## INSTRUCTIONS FOR THE TASK
Reproduce all entries word for word.

-------

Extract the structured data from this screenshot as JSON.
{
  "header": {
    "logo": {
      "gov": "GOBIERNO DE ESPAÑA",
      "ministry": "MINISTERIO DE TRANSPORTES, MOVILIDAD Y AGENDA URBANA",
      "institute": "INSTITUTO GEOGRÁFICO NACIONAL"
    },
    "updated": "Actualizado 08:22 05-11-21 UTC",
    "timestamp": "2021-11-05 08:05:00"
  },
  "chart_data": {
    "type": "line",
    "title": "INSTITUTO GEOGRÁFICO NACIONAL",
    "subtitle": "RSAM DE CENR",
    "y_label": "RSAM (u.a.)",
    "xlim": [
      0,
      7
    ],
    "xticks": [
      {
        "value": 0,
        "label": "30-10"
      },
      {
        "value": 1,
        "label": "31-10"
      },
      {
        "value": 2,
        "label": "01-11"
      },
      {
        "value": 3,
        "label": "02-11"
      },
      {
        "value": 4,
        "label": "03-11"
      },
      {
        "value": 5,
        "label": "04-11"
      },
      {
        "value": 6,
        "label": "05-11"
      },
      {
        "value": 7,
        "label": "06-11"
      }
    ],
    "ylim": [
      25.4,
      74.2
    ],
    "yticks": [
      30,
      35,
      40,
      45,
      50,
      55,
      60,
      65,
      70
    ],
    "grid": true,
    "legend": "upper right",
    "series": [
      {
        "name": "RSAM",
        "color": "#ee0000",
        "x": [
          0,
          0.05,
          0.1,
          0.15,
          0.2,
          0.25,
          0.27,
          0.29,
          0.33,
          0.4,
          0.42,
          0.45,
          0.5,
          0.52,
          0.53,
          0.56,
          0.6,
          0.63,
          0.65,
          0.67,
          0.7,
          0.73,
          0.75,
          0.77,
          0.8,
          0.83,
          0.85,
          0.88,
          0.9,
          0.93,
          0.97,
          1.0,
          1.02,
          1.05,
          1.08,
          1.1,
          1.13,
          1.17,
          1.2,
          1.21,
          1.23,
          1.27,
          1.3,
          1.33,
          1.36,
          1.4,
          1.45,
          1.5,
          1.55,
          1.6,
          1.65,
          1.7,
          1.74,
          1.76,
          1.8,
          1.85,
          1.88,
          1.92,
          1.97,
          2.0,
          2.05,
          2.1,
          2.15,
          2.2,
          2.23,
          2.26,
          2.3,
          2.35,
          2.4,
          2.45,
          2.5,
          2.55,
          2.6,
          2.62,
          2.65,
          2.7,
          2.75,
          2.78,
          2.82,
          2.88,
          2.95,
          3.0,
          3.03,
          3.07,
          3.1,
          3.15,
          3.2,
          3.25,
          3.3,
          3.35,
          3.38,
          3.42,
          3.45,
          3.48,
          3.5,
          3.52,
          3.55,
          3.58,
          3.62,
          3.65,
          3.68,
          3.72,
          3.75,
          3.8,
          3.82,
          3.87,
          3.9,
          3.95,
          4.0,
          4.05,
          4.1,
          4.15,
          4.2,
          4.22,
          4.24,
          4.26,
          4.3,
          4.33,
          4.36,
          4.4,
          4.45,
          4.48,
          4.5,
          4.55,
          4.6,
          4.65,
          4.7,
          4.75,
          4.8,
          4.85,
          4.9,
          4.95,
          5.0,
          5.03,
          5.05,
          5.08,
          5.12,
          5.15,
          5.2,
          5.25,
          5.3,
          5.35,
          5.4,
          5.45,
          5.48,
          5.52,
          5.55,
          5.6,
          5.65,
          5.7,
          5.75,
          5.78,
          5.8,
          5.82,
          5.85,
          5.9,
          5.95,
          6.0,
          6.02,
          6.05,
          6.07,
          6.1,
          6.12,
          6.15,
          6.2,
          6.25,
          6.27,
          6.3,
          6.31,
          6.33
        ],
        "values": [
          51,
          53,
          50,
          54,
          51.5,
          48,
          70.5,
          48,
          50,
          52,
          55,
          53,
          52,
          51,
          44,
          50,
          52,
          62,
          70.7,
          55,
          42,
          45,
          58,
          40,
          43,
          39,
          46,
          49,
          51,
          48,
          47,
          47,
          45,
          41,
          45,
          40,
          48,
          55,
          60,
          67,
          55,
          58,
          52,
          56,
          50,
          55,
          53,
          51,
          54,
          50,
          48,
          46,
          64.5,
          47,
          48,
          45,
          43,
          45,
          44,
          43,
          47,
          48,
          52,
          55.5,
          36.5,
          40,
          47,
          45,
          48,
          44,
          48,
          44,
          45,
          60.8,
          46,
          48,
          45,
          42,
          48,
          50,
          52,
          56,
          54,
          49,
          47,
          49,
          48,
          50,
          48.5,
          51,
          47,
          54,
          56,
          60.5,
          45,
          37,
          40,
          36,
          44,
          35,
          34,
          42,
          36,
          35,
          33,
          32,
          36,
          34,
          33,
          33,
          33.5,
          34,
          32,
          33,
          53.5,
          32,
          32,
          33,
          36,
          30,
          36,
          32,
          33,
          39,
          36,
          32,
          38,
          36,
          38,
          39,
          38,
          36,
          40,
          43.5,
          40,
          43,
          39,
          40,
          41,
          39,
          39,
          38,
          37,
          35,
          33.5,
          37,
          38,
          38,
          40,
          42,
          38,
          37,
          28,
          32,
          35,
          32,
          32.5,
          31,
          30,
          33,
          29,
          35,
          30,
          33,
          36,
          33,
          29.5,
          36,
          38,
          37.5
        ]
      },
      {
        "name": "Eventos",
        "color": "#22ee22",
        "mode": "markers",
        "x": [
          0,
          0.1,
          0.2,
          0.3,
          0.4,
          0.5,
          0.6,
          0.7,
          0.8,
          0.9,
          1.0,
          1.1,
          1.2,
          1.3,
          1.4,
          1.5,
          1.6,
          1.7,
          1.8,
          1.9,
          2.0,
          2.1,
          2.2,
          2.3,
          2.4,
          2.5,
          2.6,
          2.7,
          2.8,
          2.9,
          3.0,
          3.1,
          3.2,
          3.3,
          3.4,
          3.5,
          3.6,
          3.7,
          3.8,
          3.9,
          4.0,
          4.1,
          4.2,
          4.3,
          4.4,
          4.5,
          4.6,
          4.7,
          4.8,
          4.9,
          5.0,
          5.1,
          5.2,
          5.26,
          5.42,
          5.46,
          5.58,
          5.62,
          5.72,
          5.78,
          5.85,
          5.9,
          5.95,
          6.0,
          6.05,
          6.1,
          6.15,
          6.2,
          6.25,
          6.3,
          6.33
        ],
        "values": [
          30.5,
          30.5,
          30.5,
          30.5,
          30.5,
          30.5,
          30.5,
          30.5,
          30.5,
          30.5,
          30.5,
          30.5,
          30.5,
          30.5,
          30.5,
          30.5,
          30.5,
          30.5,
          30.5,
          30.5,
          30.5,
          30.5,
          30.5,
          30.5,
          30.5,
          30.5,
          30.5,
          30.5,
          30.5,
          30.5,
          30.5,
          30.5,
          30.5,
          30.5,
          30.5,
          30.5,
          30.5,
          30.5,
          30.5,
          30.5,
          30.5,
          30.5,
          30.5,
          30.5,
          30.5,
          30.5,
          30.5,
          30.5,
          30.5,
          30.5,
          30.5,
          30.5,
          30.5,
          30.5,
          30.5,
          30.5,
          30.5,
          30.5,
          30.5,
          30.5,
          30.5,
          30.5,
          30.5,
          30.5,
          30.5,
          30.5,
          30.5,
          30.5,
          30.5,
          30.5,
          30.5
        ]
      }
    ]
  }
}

-------

## RESPONSE TO THIS TASK
Extract the structured data from this screenshot as JSON.
{
  "header": {
    "logo": {
      "gov": "GOBIERNO DE ESPAÑA",
      "ministry": "MINISTERIO DE TRANSPORTES, MOVILIDAD Y AGENDA URBANA",
      "institute": "INSTITUTO GEOGRÁFICO NACIONAL"
    },
    "updated": "Actualizado 08:22 05-11-21 UTC",
    "timestamp": "2021-11-05 08:05:00"
  },
  "chart_data": {
    "type": "line",
    "title": "INSTITUTO GEOGRÁFICO NACIONAL",
    "subtitle": "RSAM DE CENR",
    "y_label": "RSAM (u.a.)",
    "xlim": [
      0,
      7
    ],
    "xticks": [
      {
        "value": 0,
        "label": "30-10"
      },
      {
        "value": 1,
        "label": "31-10"
      },
      {
        "value": 2,
        "label": "01-11"
      },
      {
        "value": 3,
        "label": "02-11"
      },
      {
        "value": 4,
        "label": "03-11"
      },
      {
        "value": 5,
        "label": "04-11"
      },
      {
        "value": 6,
        "label": "05-11"
      },
      {
        "value": 7,
        "label": "06-11"
      }
    ],
    "ylim": [
      25.4,
      74.2
    ],
    "yticks": [
      30,
      35,
      40,
      45,
      50,
      55,
      60,
      65,
      70
    ],
    "grid": true,
    "legend": "upper right",
    "series": [
      {
        "name": "RSAM",
        "color": "#ee0000",
        "x": [
          0,
          0.05,
          0.1,
          0.15,
          0.2,
          0.25,
          0.27,
          0.29,
          0.33,
          0.4,
          0.42,
          0.45,
          0.5,
          0.52,
          0.53,
          0.56,
          0.6,
          0.63,
          0.65,
          0.67,
          0.7,
          0.73,
          0.75,
          0.77,
          0.8,
          0.83,
          0.85,
          0.88,
          0.9,
          0.93,
          0.97,
          1.0,
          1.02,
          1.05,
          1.08,
          1.1,
          1.13,
          1.17,
          1.2,
          1.21,
          1.23,
          1.27,
          1.3,
          1.33,
          1.36,
          1.4,
          1.45,
          1.5,
          1.55,
          1.6,
          1.65,
          1.7,
          1.74,
          1.76,
          1.8,
          1.85,
          1.88,
          1.92,
          1.97,
          2.0,
          2.05,
          2.1,
          2.15,
          2.2,
          2.23,
          2.26,
          2.3,
          2.35,
          2.4,
          2.45,
          2.5,
          2.55,
          2.6,
          2.62,
          2.65,
          2.7,
          2.75,
          2.78,
          2.82,
          2.88,
          2.95,
          3.0,
          3.03,
          3.07,
          3.1,
          3.15,
          3.2,
          3.25,
          3.3,
          3.35,
          3.38,
          3.42,
          3.45,
          3.48,
          3.5,
          3.52,
          3.55,
          3.58,
          3.62,
          3.65,
          3.68,
          3.72,
          3.75,
          3.8,
          3.82,
          3.87,
          3.9,
          3.95,
          4.0,
          4.05,
          4.1,
          4.15,
          4.2,
          4.22,
          4.24,
          4.26,
          4.3,
          4.33,
          4.36,
          4.4,
          4.45,
          4.48,
          4.5,
          4.55,
          4.6,
          4.65,
          4.7,
          4.75,
          4.8,
          4.85,
          4.9,
          4.95,
          5.0,
          5.03,
          5.05,
          5.08,
          5.12,
          5.15,
          5.2,
          5.25,
          5.3,
          5.35,
          5.4,
          5.45,
          5.48,
          5.52,
          5.55,
          5.6,
          5.65,
          5.7,
          5.75,
          5.78,
          5.8,
          5.82,
          5.85,
          5.9,
          5.95,
          6.0,
          6.02,
          6.05,
          6.07,
          6.1,
          6.12,
          6.15,
          6.2,
          6.25,
          6.27,
          6.3,
          6.31,
          6.33
        ],
        "values": [
          51,
          53,
          50,
          54,
          51.5,
          48,
          70.5,
          48,
          50,
          52,
          55,
          53,
          52,
          51,
          44,
          50,
          52,
          62,
          70.7,
          55,
          42,
          45,
          58,
          40,
          43,
          39,
          46,
          49,
          51,
          48,
          47,
          47,
          45,
          41,
          45,
          40,
          48,
          55,
          60,
          67,
          55,
          58,
          52,
          56,
          50,
          55,
          53,
          51,
          54,
          50,
          48,
          46,
          64.5,
          47,
          48,
          45,
          43,
          45,
          44,
          43,
          47,
          48,
          52,
          55.5,
          36.5,
          40,
          47,
          45,
          48,
          44,
          48,
          44,
          45,
          60.8,
          46,
          48,
          45,
          42,
          48,
          50,
          52,
          56,
          54,
          49,
          47,
          49,
          48,
          50,
          48.5,
          51,
          47,
          54,
          56,
          60.5,
          45,
          37,
          40,
          36,
          44,
          35,
          34,
          42,
          36,
          35,
          33,
          32,
          36,
          34,
          33,
          33,
          33.5,
          34,
          32,
          33,
          53.5,
          32,
          32,
          33,
          36,
          30,
          36,
          32,
          33,
          39,
          36,
          32,
          38,
          36,
          38,
          39,
          38,
          36,
          40,
          43.5,
          40,
          43,
          39,
          40,
          41,
          39,
          39,
          38,
          37,
          35,
          33.5,
          37,
          38,
          38,
          40,
          42,
          38,
          37,
          28,
          32,
          35,
          32,
          32.5,
          31,
          30,
          33,
          29,
          35,
          30,
          33,
          36,
          33,
          29.5,
          36,
          38,
          37.5
        ]
      },
      {
        "name": "Eventos",
        "color": "#22ee22",
        "mode": "markers",
        "x": [
          0,
          0.1,
          0.2,
          0.3,
          0.4,
          0.5,
          0.6,
          0.7,
          0.8,
          0.9,
          1.0,
          1.1,
          1.2,
          1.3,
          1.4,
          1.5,
          1.6,
          1.7,
          1.8,
          1.9,
          2.0,
          2.1,
          2.2,
          2.3,
          2.4,
          2.5,
          2.6,
          2.7,
          2.8,
          2.9,
          3.0,
          3.1,
          3.2,
          3.3,
          3.4,
          3.5,
          3.6,
          3.7,
          3.8,
          3.9,
          4.0,
          4.1,
          4.2,
          4.3,
          4.4,
          4.5,
          4.6,
          4.7,
          4.8,
          4.9,
          5.0,
          5.1,
          5.2,
          5.26,
          5.42,
          5.46,
          5.58,
          5.62,
          5.72,
          5.78,
          5.85,
          5.9,
          5.95,
          6.0,
          6.05,
          6.1,
          6.15,
          6.2,
          6.25,
          6.3,
          6.33
        ],
        "values": [
          30.5,
          30.5,
          30.5,
          30.5,
          30.5,
          30.5,
          30.5,
          30.5,
          30.5,
          30.5,
          30.5,
          30.5,
          30.5,
          30.5,
          30.5,
          30.5,
          30.5,
          30.5,
          30.5,
          30.5,
          30.5,
          30.5,
          30.5,
          30.5,
          30.5,
          30.5,
          30.5,
          30.5,
          30.5,
          30.5,
          30.5,
          30.5,
          30.5,
          30.5,
          30.5,
          30.5,
          30.5,
          30.5,
          30.5,
          30.5,
          30.5,
          30.5,
          30.5,
          30.5,
          30.5,
          30.5,
          30.5,
          30.5,
          30.5,
          30.5,
          30.5,
          30.5,
          30.5,
          30.5,
          30.5,
          30.5,
          30.5,
          30.5,
          30.5,
          30.5,
          30.5,
          30.5,
          30.5,
          30.5,
          30.5,
          30.5,
          30.5,
          30.5,
          30.5,
          30.5,
          30.5
        ]
      }
    ]
  }
}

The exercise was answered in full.